What is required — Assemble all lines in which the string "these" appears.
-- start Supplied data --
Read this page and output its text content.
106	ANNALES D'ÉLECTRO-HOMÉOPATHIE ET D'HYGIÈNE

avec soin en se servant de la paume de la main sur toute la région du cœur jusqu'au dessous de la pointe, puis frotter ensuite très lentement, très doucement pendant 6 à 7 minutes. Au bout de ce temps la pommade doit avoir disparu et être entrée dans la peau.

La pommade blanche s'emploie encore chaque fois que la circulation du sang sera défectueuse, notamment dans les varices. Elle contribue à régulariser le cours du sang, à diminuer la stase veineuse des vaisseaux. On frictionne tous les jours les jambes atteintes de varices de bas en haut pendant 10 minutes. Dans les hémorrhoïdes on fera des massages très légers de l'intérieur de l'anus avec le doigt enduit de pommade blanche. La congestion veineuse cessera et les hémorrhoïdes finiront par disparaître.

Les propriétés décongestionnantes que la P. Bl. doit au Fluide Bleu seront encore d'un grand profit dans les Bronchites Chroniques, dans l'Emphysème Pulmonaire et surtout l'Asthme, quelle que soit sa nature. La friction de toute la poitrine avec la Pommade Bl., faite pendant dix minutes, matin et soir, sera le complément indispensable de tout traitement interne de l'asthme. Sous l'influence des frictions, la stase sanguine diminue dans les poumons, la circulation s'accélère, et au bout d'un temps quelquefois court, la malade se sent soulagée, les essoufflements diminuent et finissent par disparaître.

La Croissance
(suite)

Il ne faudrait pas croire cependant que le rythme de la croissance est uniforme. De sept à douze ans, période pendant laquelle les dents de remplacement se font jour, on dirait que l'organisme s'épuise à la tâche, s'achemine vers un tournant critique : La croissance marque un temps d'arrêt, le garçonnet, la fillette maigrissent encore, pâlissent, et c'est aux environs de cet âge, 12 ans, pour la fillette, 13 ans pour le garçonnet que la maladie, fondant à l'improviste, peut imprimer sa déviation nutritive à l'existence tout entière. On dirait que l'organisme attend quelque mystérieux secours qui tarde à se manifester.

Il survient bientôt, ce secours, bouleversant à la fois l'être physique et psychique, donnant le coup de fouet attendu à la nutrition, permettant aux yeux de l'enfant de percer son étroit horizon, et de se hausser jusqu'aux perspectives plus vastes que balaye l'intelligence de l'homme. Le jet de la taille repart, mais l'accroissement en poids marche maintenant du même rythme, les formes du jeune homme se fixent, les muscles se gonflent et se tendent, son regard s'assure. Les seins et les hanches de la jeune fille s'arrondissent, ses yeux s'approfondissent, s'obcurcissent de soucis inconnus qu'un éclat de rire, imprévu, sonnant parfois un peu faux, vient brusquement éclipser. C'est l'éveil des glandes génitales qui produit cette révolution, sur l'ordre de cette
-- end Supplied data --
-- start Supplied data --
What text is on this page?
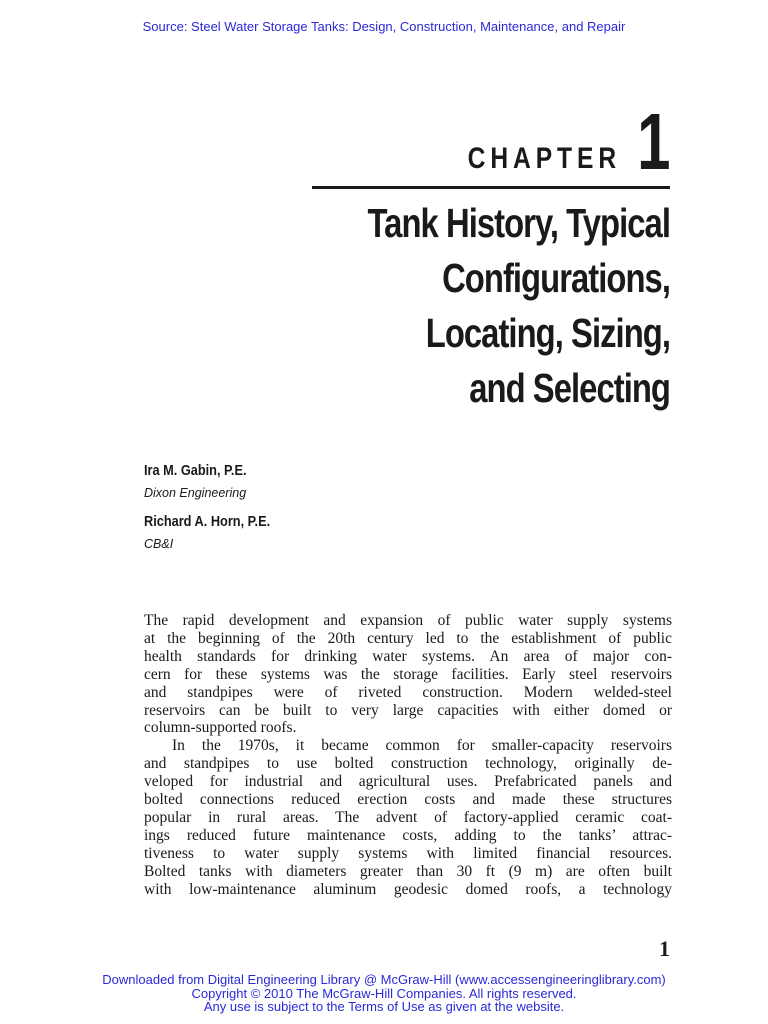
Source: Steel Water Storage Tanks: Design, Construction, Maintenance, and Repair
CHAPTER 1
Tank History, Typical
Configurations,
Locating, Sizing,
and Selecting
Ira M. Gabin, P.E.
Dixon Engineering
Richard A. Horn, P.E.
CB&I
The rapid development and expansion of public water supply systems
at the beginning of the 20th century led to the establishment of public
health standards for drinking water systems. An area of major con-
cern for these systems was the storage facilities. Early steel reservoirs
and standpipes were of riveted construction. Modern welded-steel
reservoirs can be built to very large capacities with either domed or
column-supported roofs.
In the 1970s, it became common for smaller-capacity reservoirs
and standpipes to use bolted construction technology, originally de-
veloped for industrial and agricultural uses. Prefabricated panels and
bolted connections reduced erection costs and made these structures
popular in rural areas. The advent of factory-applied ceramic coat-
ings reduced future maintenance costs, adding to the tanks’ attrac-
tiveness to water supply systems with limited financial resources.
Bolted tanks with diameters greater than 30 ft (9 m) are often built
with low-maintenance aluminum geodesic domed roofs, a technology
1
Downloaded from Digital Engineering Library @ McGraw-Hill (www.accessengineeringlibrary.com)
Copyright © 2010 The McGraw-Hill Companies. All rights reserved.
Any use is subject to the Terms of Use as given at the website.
-- end Supplied data --
Output —
cern for these systems was the storage facilities. Early steel reservoirs
bolted connections reduced erection costs and made these structures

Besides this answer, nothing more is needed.